--- Task to complete ---
Present the following data again exactly as it is shown.

━━━━━━━━

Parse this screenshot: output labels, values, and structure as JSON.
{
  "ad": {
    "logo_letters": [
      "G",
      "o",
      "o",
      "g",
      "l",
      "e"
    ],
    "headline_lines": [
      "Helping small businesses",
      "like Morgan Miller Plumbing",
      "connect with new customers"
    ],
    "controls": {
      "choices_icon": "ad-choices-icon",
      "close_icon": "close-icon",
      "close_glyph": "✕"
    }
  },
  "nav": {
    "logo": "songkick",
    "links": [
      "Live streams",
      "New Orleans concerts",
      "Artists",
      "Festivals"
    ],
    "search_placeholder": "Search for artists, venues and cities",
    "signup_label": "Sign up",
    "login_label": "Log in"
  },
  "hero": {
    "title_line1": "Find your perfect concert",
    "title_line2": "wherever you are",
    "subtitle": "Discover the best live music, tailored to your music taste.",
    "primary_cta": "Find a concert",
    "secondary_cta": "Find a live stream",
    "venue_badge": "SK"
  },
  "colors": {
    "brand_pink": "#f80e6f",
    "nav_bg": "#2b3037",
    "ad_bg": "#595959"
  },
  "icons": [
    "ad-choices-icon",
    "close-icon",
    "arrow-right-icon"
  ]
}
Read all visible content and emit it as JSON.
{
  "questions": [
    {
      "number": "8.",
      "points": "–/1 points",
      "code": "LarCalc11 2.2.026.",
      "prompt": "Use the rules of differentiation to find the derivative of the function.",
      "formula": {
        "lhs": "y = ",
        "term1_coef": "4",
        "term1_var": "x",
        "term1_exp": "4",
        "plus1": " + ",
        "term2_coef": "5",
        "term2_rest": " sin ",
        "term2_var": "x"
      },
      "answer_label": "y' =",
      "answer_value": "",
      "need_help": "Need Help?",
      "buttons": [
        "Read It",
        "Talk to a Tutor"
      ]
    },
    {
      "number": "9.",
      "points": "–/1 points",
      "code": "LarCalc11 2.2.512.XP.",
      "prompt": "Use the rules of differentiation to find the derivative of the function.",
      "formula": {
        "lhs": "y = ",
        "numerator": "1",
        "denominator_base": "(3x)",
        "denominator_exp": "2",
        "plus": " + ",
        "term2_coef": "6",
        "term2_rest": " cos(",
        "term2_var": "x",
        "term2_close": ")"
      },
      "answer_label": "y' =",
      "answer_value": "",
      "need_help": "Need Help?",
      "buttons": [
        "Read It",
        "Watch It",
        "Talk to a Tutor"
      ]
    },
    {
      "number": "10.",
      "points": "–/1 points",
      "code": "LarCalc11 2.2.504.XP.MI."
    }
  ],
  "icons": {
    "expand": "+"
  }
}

━━━━━━━━

--- Answer to the problem ---
Parse this screenshot: output labels, values, and structure as JSON.
{
  "ad": {
    "logo_letters": [
      "G",
      "o",
      "o",
      "g",
      "l",
      "e"
    ],
    "headline_lines": [
      "Helping small businesses",
      "like Morgan Miller Plumbing",
      "connect with new customers"
    ],
    "controls": {
      "choices_icon": "ad-choices-icon",
      "close_icon": "close-icon",
      "close_glyph": "✕"
    }
  },
  "nav": {
    "logo": "songkick",
    "links": [
      "Live streams",
      "New Orleans concerts",
      "Artists",
      "Festivals"
    ],
    "search_placeholder": "Search for artists, venues and cities",
    "signup_label": "Sign up",
    "login_label": "Log in"
  },
  "hero": {
    "title_line1": "Find your perfect concert",
    "title_line2": "wherever you are",
    "subtitle": "Discover the best live music, tailored to your music taste.",
    "primary_cta": "Find a concert",
    "secondary_cta": "Find a live stream",
    "venue_badge": "SK"
  },
  "colors": {
    "brand_pink": "#f80e6f",
    "nav_bg": "#2b3037",
    "ad_bg": "#595959"
  },
  "icons": [
    "ad-choices-icon",
    "close-icon",
    "arrow-right-icon"
  ]
}
Read all visible content and emit it as JSON.
{
  "questions": [
    {
      "number": "8.",
      "points": "–/1 points",
      "code": "LarCalc11 2.2.026.",
      "prompt": "Use the rules of differentiation to find the derivative of the function.",
      "formula": {
        "lhs": "y = ",
        "term1_coef": "4",
        "term1_var": "x",
        "term1_exp": "4",
        "plus1": " + ",
        "term2_coef": "5",
        "term2_rest": " sin ",
        "term2_var": "x"
      },
      "answer_label": "y' =",
      "answer_value": "",
      "need_help": "Need Help?",
      "buttons": [
        "Read It",
        "Talk to a Tutor"
      ]
    },
    {
      "number": "9.",
      "points": "–/1 points",
      "code": "LarCalc11 2.2.512.XP.",
      "prompt": "Use the rules of differentiation to find the derivative of the function.",
      "formula": {
        "lhs": "y = ",
        "numerator": "1",
        "denominator_base": "(3x)",
        "denominator_exp": "2",
        "plus": " + ",
        "term2_coef": "6",
        "term2_rest": " cos(",
        "term2_var": "x",
        "term2_close": ")"
      },
      "answer_label": "y' =",
      "answer_value": "",
      "need_help": "Need Help?",
      "buttons": [
        "Read It",
        "Watch It",
        "Talk to a Tutor"
      ]
    },
    {
      "number": "10.",
      "points": "–/1 points",
      "code": "LarCalc11 2.2.504.XP.MI."
    }
  ],
  "icons": {
    "expand": "+"
  }
}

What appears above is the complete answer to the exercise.